:: Written request ::
Locate the lines that hold the string "JSON". Copy every such line.

— Start of Task data —

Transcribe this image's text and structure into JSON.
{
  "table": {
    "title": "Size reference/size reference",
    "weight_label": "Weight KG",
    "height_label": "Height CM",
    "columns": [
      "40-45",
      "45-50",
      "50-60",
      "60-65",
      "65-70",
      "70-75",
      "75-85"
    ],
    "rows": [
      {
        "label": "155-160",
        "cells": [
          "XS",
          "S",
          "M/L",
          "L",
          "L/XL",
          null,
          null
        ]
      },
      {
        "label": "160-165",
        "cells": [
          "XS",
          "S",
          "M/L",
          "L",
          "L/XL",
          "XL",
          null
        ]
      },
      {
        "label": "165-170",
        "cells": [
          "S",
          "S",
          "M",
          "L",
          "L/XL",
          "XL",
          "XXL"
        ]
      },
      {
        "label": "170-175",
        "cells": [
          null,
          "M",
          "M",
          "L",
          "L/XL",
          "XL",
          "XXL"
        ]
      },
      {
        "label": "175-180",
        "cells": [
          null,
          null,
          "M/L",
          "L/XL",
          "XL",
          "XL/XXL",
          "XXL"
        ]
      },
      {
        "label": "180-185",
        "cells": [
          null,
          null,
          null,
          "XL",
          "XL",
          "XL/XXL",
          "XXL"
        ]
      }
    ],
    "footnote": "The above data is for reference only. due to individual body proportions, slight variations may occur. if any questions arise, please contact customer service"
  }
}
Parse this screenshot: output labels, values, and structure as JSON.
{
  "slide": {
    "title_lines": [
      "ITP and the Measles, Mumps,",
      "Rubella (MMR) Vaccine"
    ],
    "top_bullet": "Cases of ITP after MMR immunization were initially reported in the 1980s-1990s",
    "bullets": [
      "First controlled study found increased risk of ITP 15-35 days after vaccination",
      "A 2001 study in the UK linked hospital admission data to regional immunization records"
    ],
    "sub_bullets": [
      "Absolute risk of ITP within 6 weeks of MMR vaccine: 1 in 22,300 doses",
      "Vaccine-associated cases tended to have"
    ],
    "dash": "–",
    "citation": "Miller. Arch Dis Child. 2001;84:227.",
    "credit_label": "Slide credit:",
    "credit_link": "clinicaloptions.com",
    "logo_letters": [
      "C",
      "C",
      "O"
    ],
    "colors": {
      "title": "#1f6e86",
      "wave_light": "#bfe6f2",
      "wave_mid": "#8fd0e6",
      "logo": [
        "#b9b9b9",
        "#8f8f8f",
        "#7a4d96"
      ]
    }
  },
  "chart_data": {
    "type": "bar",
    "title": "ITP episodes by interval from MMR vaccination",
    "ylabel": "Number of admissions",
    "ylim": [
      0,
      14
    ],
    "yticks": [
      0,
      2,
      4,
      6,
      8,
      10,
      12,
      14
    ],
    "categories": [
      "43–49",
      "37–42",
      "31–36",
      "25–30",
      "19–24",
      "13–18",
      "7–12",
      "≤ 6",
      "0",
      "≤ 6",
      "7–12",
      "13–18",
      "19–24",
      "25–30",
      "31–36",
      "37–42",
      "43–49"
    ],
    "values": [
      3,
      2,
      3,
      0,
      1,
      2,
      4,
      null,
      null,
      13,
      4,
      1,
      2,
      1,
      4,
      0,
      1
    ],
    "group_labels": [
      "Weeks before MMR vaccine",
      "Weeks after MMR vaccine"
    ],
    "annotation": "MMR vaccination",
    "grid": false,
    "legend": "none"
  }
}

— End of Task data —

:: Result of the task ::
Transcribe this image's text and structure into JSON.
Parse this screenshot: output labels, values, and structure as JSON.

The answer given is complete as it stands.